§ **TASK DETAILS**:
Copy out the lines that include the word "Prevalence".

§ **DATA TO PROCESS**:
[Begin]

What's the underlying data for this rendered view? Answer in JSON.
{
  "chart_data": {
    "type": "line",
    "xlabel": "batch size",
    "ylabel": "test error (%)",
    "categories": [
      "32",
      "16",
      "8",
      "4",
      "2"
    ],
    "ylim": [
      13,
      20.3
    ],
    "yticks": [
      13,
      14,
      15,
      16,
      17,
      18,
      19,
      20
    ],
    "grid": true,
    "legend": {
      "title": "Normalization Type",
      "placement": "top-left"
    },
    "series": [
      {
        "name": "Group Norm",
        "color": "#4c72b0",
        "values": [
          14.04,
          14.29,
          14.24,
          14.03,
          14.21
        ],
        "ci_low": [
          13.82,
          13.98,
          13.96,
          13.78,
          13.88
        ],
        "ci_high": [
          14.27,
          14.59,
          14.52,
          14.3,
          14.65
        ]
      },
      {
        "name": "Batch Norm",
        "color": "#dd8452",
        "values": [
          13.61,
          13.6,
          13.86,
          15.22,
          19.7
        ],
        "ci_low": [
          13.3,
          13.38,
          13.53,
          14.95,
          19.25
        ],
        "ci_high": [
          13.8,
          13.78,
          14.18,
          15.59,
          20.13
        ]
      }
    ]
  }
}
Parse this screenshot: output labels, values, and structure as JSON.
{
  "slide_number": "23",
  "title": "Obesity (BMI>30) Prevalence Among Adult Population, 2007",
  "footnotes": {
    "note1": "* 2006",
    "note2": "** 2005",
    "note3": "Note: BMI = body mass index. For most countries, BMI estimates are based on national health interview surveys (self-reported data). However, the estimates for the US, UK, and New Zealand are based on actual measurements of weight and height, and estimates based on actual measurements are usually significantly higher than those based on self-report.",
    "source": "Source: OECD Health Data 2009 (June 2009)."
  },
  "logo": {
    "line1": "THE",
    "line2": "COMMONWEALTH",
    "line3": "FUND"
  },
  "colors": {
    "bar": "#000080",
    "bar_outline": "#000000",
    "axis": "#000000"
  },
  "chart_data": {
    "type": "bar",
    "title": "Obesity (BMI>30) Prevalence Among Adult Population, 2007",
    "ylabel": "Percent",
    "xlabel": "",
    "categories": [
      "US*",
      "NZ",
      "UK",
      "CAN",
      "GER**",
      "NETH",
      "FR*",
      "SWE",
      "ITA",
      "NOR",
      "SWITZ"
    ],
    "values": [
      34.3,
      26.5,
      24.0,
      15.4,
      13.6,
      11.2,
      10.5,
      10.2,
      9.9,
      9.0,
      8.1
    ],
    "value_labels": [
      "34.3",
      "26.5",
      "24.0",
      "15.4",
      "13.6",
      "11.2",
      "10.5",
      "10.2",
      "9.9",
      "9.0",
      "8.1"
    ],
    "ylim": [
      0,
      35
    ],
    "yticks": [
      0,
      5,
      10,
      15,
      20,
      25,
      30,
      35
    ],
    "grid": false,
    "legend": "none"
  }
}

[End]

§ **FINAL ANSWER**:
  "title": "Obesity (BMI>30) Prevalence Among Adult Population, 2007",
    "title": "Obesity (BMI>30) Prevalence Among Adult Population, 2007",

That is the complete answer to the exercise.